> [Data items]:
═══
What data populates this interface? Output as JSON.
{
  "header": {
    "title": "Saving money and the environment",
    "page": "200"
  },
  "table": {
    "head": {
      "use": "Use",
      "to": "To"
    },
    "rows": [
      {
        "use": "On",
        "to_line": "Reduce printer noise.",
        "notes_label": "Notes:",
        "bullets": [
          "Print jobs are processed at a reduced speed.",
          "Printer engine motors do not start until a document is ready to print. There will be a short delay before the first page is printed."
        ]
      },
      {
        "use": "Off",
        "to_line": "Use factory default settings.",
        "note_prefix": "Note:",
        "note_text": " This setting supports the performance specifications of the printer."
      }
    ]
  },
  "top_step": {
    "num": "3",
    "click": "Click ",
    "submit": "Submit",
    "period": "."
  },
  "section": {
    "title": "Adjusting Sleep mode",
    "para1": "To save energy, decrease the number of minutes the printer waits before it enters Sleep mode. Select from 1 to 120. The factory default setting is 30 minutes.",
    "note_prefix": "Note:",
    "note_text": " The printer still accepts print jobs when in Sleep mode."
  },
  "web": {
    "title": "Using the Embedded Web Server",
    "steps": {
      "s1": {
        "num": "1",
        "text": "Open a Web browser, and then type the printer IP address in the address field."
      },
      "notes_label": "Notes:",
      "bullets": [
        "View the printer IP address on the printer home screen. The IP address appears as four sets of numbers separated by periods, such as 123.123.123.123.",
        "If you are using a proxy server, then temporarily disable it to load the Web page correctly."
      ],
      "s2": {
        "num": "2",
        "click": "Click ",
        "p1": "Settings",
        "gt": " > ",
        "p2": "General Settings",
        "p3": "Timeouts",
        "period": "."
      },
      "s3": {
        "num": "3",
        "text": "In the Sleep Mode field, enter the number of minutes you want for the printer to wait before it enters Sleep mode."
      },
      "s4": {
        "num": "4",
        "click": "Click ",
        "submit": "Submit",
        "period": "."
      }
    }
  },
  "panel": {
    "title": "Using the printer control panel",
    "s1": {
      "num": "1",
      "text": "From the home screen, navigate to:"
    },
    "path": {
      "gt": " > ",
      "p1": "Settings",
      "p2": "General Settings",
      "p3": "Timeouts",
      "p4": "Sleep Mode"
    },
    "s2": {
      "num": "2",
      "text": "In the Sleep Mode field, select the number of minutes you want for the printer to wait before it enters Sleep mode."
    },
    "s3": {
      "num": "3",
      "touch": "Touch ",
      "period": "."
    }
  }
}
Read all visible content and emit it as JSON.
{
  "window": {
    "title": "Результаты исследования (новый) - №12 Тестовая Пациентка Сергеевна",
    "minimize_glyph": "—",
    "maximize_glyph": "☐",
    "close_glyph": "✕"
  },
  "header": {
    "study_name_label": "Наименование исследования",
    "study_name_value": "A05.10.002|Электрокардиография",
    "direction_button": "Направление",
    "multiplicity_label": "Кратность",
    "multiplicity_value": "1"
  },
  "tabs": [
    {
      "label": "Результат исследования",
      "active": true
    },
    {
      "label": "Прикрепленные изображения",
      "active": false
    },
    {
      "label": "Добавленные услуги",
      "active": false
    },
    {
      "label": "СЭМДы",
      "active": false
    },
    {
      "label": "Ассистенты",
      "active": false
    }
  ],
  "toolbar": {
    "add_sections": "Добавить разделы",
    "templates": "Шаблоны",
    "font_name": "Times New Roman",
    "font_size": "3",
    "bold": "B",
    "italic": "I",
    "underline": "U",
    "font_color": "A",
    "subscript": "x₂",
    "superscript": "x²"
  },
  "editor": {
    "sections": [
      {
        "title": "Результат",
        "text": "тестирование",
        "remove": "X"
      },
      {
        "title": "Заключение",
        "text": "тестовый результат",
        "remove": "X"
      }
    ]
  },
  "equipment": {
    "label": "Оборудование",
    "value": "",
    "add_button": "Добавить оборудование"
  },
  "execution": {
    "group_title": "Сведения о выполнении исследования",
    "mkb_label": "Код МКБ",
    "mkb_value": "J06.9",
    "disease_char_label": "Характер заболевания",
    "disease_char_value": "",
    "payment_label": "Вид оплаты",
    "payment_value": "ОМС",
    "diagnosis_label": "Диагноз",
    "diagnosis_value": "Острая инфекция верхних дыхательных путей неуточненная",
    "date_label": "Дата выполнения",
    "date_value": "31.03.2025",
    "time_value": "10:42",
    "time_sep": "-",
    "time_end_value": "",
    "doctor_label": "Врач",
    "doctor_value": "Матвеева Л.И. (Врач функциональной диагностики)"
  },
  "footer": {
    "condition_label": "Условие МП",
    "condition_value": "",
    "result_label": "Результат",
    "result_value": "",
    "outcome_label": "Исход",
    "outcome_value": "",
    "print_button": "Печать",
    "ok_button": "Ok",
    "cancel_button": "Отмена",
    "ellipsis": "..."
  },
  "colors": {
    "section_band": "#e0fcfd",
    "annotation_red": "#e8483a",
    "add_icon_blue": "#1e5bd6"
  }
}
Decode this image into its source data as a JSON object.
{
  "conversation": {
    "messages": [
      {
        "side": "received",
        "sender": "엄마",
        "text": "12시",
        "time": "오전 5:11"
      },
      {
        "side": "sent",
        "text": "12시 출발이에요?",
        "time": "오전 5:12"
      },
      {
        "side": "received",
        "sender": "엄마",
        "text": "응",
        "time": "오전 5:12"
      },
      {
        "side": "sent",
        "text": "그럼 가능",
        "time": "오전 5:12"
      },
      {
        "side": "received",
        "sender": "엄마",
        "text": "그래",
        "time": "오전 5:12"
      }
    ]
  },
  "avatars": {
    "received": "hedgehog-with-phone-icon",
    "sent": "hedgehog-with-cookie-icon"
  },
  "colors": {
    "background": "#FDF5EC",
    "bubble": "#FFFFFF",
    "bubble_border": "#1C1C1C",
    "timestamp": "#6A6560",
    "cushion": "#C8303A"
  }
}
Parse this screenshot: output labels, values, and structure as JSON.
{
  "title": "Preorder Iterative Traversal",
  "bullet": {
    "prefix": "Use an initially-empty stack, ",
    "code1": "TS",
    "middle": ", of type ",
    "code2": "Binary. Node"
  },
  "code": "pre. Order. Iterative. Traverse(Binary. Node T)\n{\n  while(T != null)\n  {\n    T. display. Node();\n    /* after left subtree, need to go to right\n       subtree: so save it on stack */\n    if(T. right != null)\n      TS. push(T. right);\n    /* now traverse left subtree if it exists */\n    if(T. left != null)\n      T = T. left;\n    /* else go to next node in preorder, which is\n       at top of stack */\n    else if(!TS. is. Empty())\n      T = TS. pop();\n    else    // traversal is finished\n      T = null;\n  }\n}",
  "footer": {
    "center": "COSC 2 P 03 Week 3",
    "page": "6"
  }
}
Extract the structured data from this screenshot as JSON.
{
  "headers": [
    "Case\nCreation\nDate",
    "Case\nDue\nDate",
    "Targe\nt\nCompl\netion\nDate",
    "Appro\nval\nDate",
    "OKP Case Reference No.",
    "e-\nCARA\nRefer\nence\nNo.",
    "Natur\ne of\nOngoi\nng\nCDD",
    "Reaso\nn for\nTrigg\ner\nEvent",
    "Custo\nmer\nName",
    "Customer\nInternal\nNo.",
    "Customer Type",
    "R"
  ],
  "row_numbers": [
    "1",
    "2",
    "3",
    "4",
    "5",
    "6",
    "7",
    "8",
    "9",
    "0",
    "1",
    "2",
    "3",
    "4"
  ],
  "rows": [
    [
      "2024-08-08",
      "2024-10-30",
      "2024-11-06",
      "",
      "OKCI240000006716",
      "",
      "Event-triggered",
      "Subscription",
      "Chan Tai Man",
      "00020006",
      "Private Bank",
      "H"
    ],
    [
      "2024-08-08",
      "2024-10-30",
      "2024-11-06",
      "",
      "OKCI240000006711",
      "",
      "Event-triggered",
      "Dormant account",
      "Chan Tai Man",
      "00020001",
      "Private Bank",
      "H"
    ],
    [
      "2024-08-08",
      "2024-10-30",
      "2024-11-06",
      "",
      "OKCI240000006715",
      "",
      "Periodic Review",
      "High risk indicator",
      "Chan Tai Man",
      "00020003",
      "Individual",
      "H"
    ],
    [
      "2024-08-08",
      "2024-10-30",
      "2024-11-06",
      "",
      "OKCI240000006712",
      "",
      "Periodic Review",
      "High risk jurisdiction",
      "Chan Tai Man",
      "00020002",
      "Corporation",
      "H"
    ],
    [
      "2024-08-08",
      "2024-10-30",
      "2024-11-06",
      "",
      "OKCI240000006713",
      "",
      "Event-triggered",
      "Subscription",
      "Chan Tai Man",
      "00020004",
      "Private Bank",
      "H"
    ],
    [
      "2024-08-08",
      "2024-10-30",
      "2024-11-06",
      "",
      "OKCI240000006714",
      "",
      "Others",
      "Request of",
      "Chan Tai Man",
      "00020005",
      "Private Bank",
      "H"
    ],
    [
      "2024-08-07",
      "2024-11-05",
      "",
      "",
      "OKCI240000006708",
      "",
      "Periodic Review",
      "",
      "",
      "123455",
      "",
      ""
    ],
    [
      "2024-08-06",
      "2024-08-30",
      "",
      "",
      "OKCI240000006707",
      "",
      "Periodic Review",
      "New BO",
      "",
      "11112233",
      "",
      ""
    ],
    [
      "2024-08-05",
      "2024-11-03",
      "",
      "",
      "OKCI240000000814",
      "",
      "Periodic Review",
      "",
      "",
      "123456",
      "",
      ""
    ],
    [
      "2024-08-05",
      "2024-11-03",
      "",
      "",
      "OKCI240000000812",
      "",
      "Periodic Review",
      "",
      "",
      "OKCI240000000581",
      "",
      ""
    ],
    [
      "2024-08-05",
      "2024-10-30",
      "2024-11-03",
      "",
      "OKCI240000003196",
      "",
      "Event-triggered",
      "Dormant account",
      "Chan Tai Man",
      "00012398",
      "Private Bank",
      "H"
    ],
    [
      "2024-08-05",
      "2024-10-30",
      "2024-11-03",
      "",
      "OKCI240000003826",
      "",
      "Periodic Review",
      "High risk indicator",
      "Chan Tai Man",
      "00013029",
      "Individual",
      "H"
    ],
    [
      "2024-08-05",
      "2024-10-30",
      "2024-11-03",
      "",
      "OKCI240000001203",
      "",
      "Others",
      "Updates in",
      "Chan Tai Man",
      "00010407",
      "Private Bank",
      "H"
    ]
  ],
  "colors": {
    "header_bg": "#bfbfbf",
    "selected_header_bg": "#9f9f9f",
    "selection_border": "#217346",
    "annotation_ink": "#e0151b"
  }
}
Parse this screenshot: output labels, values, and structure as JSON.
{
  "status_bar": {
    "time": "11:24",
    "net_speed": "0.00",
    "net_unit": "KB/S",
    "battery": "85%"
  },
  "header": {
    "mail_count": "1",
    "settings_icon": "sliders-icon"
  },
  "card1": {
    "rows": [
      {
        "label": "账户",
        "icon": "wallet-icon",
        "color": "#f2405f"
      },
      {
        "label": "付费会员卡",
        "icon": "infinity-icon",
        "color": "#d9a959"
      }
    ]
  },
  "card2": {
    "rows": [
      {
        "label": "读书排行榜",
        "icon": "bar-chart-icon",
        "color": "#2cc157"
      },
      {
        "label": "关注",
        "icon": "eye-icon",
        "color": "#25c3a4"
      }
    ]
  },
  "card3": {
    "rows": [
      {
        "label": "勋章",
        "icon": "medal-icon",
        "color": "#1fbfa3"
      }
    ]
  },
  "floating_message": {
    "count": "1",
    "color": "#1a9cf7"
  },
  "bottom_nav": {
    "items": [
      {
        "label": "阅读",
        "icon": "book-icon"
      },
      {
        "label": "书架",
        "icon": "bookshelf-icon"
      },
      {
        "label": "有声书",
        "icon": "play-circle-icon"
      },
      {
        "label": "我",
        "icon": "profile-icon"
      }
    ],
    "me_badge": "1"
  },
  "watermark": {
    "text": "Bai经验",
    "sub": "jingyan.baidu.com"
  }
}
═══
Report back each line of the entries that holds the string "minutes".

> [Right answer]:
    "para1": "To save energy, decrease the number of minutes the printer waits before it enters Sleep mode. Select from 1 to 120. The factory default setting is 30 minutes.",
        "text": "In the Sleep Mode field, enter the number of minutes you want for the printer to wait before it enters Sleep mode."
      "text": "In the Sleep Mode field, select the number of minutes you want for the printer to wait before it enters Sleep mode."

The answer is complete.